━━ MATERIAL SHOWN
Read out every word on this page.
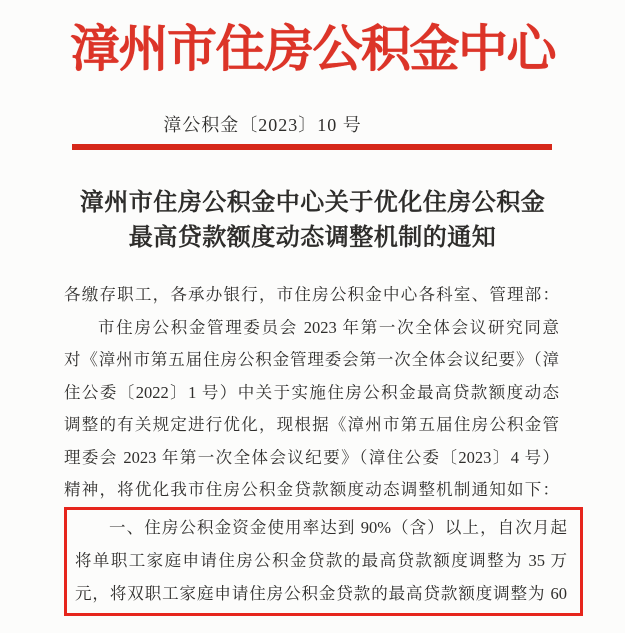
漳州市住房公积金中心
漳公积金〔2023〕10 号
漳州市住房公积金中心关于优化住房公积金
最高贷款额度动态调整机制的通知
各缴存职工，各承办银行，市住房公积金中心各科室、管理部：
市住房公积金管理委员会 2023 年第一次全体会议研究同意
对《漳州市第五届住房公积金管理委会第一次全体会议纪要》（漳
住公委〔2022〕1 号）中关于实施住房公积金最高贷款额度动态
调整的有关规定进行优化，现根据《漳州市第五届住房公积金管
理委会 2023 年第一次全体会议纪要》（漳住公委〔2023〕4 号）
精神，将优化我市住房公积金贷款额度动态调整机制通知如下：
一、住房公积金资金使用率达到 90%（含）以上，自次月起
将单职工家庭申请住房公积金贷款的最高贷款额度调整为 35 万
元，将双职工家庭申请住房公积金贷款的最高贷款额度调整为 60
━━━━
YOUR INSTRUCTIONS => Retype every record above exactly as written, but leave out the pictures.

ANSWER =>
Read out every word on this page.
漳州市住房公积金中心
漳公积金〔2023〕10 号
漳州市住房公积金中心关于优化住房公积金
最高贷款额度动态调整机制的通知
各缴存职工，各承办银行，市住房公积金中心各科室、管理部：
市住房公积金管理委员会 2023 年第一次全体会议研究同意
对《漳州市第五届住房公积金管理委会第一次全体会议纪要》（漳
住公委〔2022〕1 号）中关于实施住房公积金最高贷款额度动态
调整的有关规定进行优化，现根据《漳州市第五届住房公积金管
理委会 2023 年第一次全体会议纪要》（漳住公委〔2023〕4 号）
精神，将优化我市住房公积金贷款额度动态调整机制通知如下：
一、住房公积金资金使用率达到 90%（含）以上，自次月起
将单职工家庭申请住房公积金贷款的最高贷款额度调整为 35 万
元，将双职工家庭申请住房公积金贷款的最高贷款额度调整为 60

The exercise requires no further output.